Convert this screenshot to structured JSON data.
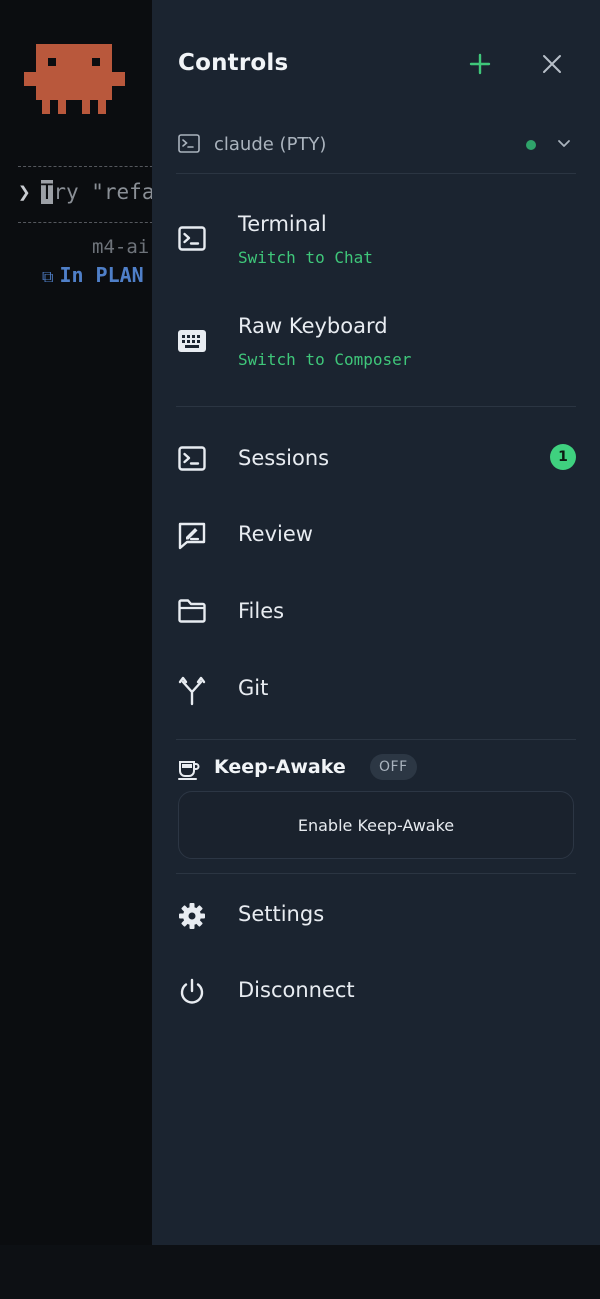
{
  "terminal": {
    "prompt_chevron": "❯",
    "prompt_cursor_char": "T",
    "prompt_text": "ry \"refa",
    "model_text": "m4-ai",
    "mode_icon": "⧉",
    "mode_text": "In PLAN",
    "mascot_color": "#b9583c"
  },
  "drawer": {
    "title": "Controls",
    "accent_color": "#3fc77a",
    "background": "#1b2430",
    "add_icon": "plus-icon",
    "close_icon": "close-icon"
  },
  "session": {
    "name": "claude (PTY)",
    "status": "connected",
    "status_color": "#2fa36a"
  },
  "modes": [
    {
      "title": "Terminal",
      "subtitle": "Switch to Chat",
      "icon": "terminal-icon"
    },
    {
      "title": "Raw Keyboard",
      "subtitle": "Switch to Composer",
      "icon": "keyboard-icon"
    }
  ],
  "nav": {
    "sessions": {
      "label": "Sessions",
      "badge": "1",
      "icon": "terminal-icon"
    },
    "review": {
      "label": "Review",
      "icon": "review-icon"
    },
    "files": {
      "label": "Files",
      "icon": "folder-icon"
    },
    "git": {
      "label": "Git",
      "icon": "git-branch-icon"
    },
    "settings": {
      "label": "Settings",
      "icon": "gear-icon"
    },
    "disconnect": {
      "label": "Disconnect",
      "icon": "power-icon"
    }
  },
  "keep_awake": {
    "title": "Keep-Awake",
    "status": "OFF",
    "button_label": "Enable Keep-Awake",
    "icon": "coffee-cup-icon"
  }
}
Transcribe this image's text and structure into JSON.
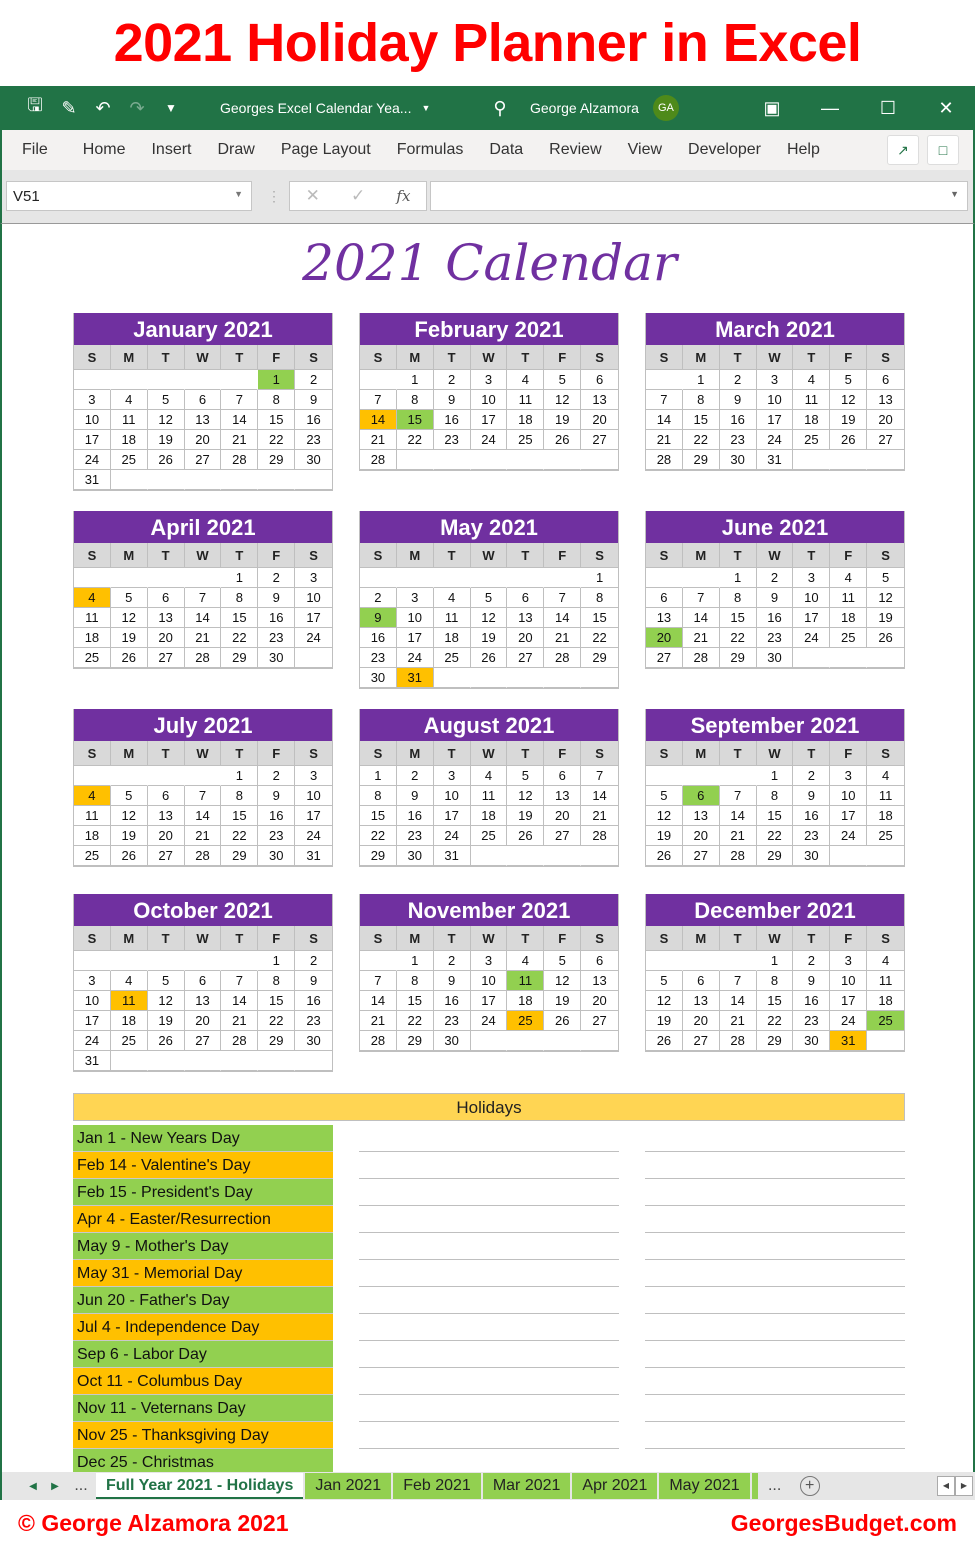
{
  "banner": "2021 Holiday Planner in Excel",
  "titlebar": {
    "doc_title": "Georges Excel Calendar Yea...",
    "user": "George Alzamora",
    "avatar": "GA",
    "icons": [
      "save-icon",
      "save-as-icon",
      "undo-icon",
      "redo-icon",
      "customize-icon",
      "search-icon",
      "ribbon-display-icon",
      "minimize-icon",
      "maximize-icon",
      "close-icon"
    ]
  },
  "ribbon": {
    "tabs": [
      "File",
      "Home",
      "Insert",
      "Draw",
      "Page Layout",
      "Formulas",
      "Data",
      "Review",
      "View",
      "Developer",
      "Help"
    ]
  },
  "formula_bar": {
    "name_box": "V51",
    "formula": ""
  },
  "sheet": {
    "title": "2021 Calendar",
    "dow": [
      "S",
      "M",
      "T",
      "W",
      "T",
      "F",
      "S"
    ],
    "months": [
      {
        "name": "January 2021",
        "start": 5,
        "days": 31,
        "green": [
          1
        ],
        "orange": []
      },
      {
        "name": "February 2021",
        "start": 1,
        "days": 28,
        "green": [
          15
        ],
        "orange": [
          14
        ]
      },
      {
        "name": "March 2021",
        "start": 1,
        "days": 31,
        "green": [],
        "orange": []
      },
      {
        "name": "April 2021",
        "start": 4,
        "days": 30,
        "green": [],
        "orange": [
          4
        ]
      },
      {
        "name": "May 2021",
        "start": 6,
        "days": 31,
        "green": [
          9
        ],
        "orange": [
          31
        ]
      },
      {
        "name": "June 2021",
        "start": 2,
        "days": 30,
        "green": [
          20
        ],
        "orange": []
      },
      {
        "name": "July 2021",
        "start": 4,
        "days": 31,
        "green": [],
        "orange": [
          4
        ]
      },
      {
        "name": "August 2021",
        "start": 0,
        "days": 31,
        "green": [],
        "orange": []
      },
      {
        "name": "September 2021",
        "start": 3,
        "days": 30,
        "green": [
          6
        ],
        "orange": []
      },
      {
        "name": "October 2021",
        "start": 5,
        "days": 31,
        "green": [],
        "orange": [
          11
        ]
      },
      {
        "name": "November 2021",
        "start": 1,
        "days": 30,
        "green": [
          11
        ],
        "orange": [
          25
        ]
      },
      {
        "name": "December 2021",
        "start": 3,
        "days": 31,
        "green": [
          25
        ],
        "orange": [
          31
        ]
      }
    ],
    "holidays_header": "Holidays",
    "holidays": [
      {
        "label": "Jan 1 - New Years Day",
        "color": "green"
      },
      {
        "label": "Feb 14 - Valentine's Day",
        "color": "orange"
      },
      {
        "label": "Feb 15 - President's Day",
        "color": "green"
      },
      {
        "label": "Apr 4 - Easter/Resurrection",
        "color": "orange"
      },
      {
        "label": "May 9 - Mother's Day",
        "color": "green"
      },
      {
        "label": "May 31 - Memorial Day",
        "color": "orange"
      },
      {
        "label": "Jun 20 - Father's Day",
        "color": "green"
      },
      {
        "label": "Jul 4 - Independence Day",
        "color": "orange"
      },
      {
        "label": "Sep 6 - Labor Day",
        "color": "green"
      },
      {
        "label": "Oct 11 - Columbus Day",
        "color": "orange"
      },
      {
        "label": "Nov 11 - Veternans Day",
        "color": "green"
      },
      {
        "label": "Nov 25 - Thanksgiving Day",
        "color": "orange"
      },
      {
        "label": "Dec 25 - Christmas",
        "color": "green"
      }
    ]
  },
  "sheet_tabs": {
    "tabs": [
      "Full Year 2021 - Holidays",
      "Jan 2021",
      "Feb 2021",
      "Mar 2021",
      "Apr 2021",
      "May 2021"
    ],
    "active": 0,
    "more": "...",
    "overflow": "..."
  },
  "colors": {
    "excel_green": "#217346",
    "purple": "#7030a0",
    "holiday_green": "#92d050",
    "holiday_orange": "#ffc000",
    "header_yellow": "#ffd553",
    "banner_red": "#ff0000"
  },
  "footer": {
    "left": "© George Alzamora 2021",
    "right": "GeorgesBudget.com"
  }
}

────────

_OBJECTIVE_. All records should be output exactly, with the pictures left out.

_COMPLETE OUTPUT_.
Convert this screenshot to structured JSON data.
{
  "terminal": {
    "prompt_chevron": "❯",
    "prompt_cursor_char": "T",
    "prompt_text": "ry \"refa",
    "model_text": "m4-ai",
    "mode_icon": "⧉",
    "mode_text": "In PLAN",
    "mascot_color": "#b9583c"
  },
  "drawer": {
    "title": "Controls",
    "accent_color": "#3fc77a",
    "background": "#1b2430",
    "add_icon": "plus-icon",
    "close_icon": "close-icon"
  },
  "session": {
    "name": "claude (PTY)",
    "status": "connected",
    "status_color": "#2fa36a"
  },
  "modes": [
    {
      "title": "Terminal",
      "subtitle": "Switch to Chat",
      "icon": "terminal-icon"
    },
    {
      "title": "Raw Keyboard",
      "subtitle": "Switch to Composer",
      "icon": "keyboard-icon"
    }
  ],
  "nav": {
    "sessions": {
      "label": "Sessions",
      "badge": "1",
      "icon": "terminal-icon"
    },
    "review": {
      "label": "Review",
      "icon": "review-icon"
    },
    "files": {
      "label": "Files",
      "icon": "folder-icon"
    },
    "git": {
      "label": "Git",
      "icon": "git-branch-icon"
    },
    "settings": {
      "label": "Settings",
      "icon": "gear-icon"
    },
    "disconnect": {
      "label": "Disconnect",
      "icon": "power-icon"
    }
  },
  "keep_awake": {
    "title": "Keep-Awake",
    "status": "OFF",
    "button_label": "Enable Keep-Awake",
    "icon": "coffee-cup-icon"
  }
}
Transcribe this image's text and structure into JSON.
{
  "banner": "2021 Holiday Planner in Excel",
  "titlebar": {
    "doc_title": "Georges Excel Calendar Yea...",
    "user": "George Alzamora",
    "avatar": "GA",
    "icons": [
      "save-icon",
      "save-as-icon",
      "undo-icon",
      "redo-icon",
      "customize-icon",
      "search-icon",
      "ribbon-display-icon",
      "minimize-icon",
      "maximize-icon",
      "close-icon"
    ]
  },
  "ribbon": {
    "tabs": [
      "File",
      "Home",
      "Insert",
      "Draw",
      "Page Layout",
      "Formulas",
      "Data",
      "Review",
      "View",
      "Developer",
      "Help"
    ]
  },
  "formula_bar": {
    "name_box": "V51",
    "formula": ""
  },
  "sheet": {
    "title": "2021 Calendar",
    "dow": [
      "S",
      "M",
      "T",
      "W",
      "T",
      "F",
      "S"
    ],
    "months": [
      {
        "name": "January 2021",
        "start": 5,
        "days": 31,
        "green": [
          1
        ],
        "orange": []
      },
      {
        "name": "February 2021",
        "start": 1,
        "days": 28,
        "green": [
          15
        ],
        "orange": [
          14
        ]
      },
      {
        "name": "March 2021",
        "start": 1,
        "days": 31,
        "green": [],
        "orange": []
      },
      {
        "name": "April 2021",
        "start": 4,
        "days": 30,
        "green": [],
        "orange": [
          4
        ]
      },
      {
        "name": "May 2021",
        "start": 6,
        "days": 31,
        "green": [
          9
        ],
        "orange": [
          31
        ]
      },
      {
        "name": "June 2021",
        "start": 2,
        "days": 30,
        "green": [
          20
        ],
        "orange": []
      },
      {
        "name": "July 2021",
        "start": 4,
        "days": 31,
        "green": [],
        "orange": [
          4
        ]
      },
      {
        "name": "August 2021",
        "start": 0,
        "days": 31,
        "green": [],
        "orange": []
      },
      {
        "name": "September 2021",
        "start": 3,
        "days": 30,
        "green": [
          6
        ],
        "orange": []
      },
      {
        "name": "October 2021",
        "start": 5,
        "days": 31,
        "green": [],
        "orange": [
          11
        ]
      },
      {
        "name": "November 2021",
        "start": 1,
        "days": 30,
        "green": [
          11
        ],
        "orange": [
          25
        ]
      },
      {
        "name": "December 2021",
        "start": 3,
        "days": 31,
        "green": [
          25
        ],
        "orange": [
          31
        ]
      }
    ],
    "holidays_header": "Holidays",
    "holidays": [
      {
        "label": "Jan 1 - New Years Day",
        "color": "green"
      },
      {
        "label": "Feb 14 - Valentine's Day",
        "color": "orange"
      },
      {
        "label": "Feb 15 - President's Day",
        "color": "green"
      },
      {
        "label": "Apr 4 - Easter/Resurrection",
        "color": "orange"
      },
      {
        "label": "May 9 - Mother's Day",
        "color": "green"
      },
      {
        "label": "May 31 - Memorial Day",
        "color": "orange"
      },
      {
        "label": "Jun 20 - Father's Day",
        "color": "green"
      },
      {
        "label": "Jul 4 - Independence Day",
        "color": "orange"
      },
      {
        "label": "Sep 6 - Labor Day",
        "color": "green"
      },
      {
        "label": "Oct 11 - Columbus Day",
        "color": "orange"
      },
      {
        "label": "Nov 11 - Veternans Day",
        "color": "green"
      },
      {
        "label": "Nov 25 - Thanksgiving Day",
        "color": "orange"
      },
      {
        "label": "Dec 25 - Christmas",
        "color": "green"
      }
    ]
  },
  "sheet_tabs": {
    "tabs": [
      "Full Year 2021 - Holidays",
      "Jan 2021",
      "Feb 2021",
      "Mar 2021",
      "Apr 2021",
      "May 2021"
    ],
    "active": 0,
    "more": "...",
    "overflow": "..."
  },
  "colors": {
    "excel_green": "#217346",
    "purple": "#7030a0",
    "holiday_green": "#92d050",
    "holiday_orange": "#ffc000",
    "header_yellow": "#ffd553",
    "banner_red": "#ff0000"
  },
  "footer": {
    "left": "© George Alzamora 2021",
    "right": "GeorgesBudget.com"
  }
}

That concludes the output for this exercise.